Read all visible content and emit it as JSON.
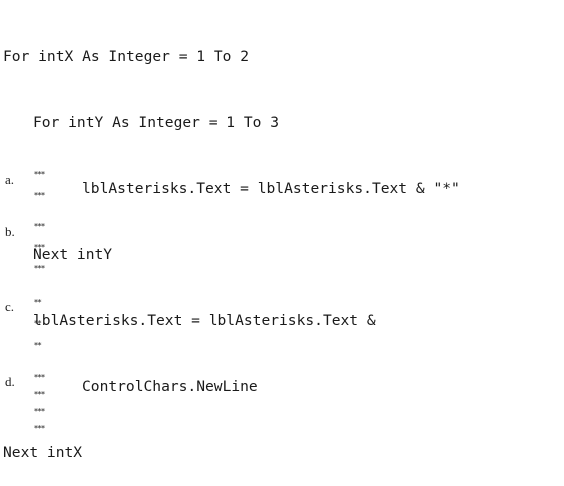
{
  "code": {
    "lines": [
      "For intX As Integer = 1 To 2",
      "For intY As Integer = 1 To 3",
      "lblAsterisks.Text = lblAsterisks.Text & \"*\"",
      "Next intY",
      "lblAsterisks.Text = lblAsterisks.Text &",
      "ControlChars.NewLine",
      "Next intX"
    ]
  },
  "options": [
    {
      "letter": "a.",
      "lines": [
        "***",
        "***"
      ]
    },
    {
      "letter": "b.",
      "lines": [
        "***",
        "***",
        "***"
      ]
    },
    {
      "letter": "c.",
      "lines": [
        "**",
        "**",
        "**"
      ]
    },
    {
      "letter": "d.",
      "lines": [
        "***",
        "***",
        "***",
        "***"
      ]
    }
  ]
}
***
[What needs to be done]
All of the material above should be reproduced exactly, except the pictures.

[Solution to this problem]
Read all visible content and emit it as JSON.
{
  "code": {
    "lines": [
      "For intX As Integer = 1 To 2",
      "For intY As Integer = 1 To 3",
      "lblAsterisks.Text = lblAsterisks.Text & \"*\"",
      "Next intY",
      "lblAsterisks.Text = lblAsterisks.Text &",
      "ControlChars.NewLine",
      "Next intX"
    ]
  },
  "options": [
    {
      "letter": "a.",
      "lines": [
        "***",
        "***"
      ]
    },
    {
      "letter": "b.",
      "lines": [
        "***",
        "***",
        "***"
      ]
    },
    {
      "letter": "c.",
      "lines": [
        "**",
        "**",
        "**"
      ]
    },
    {
      "letter": "d.",
      "lines": [
        "***",
        "***",
        "***",
        "***"
      ]
    }
  ]
}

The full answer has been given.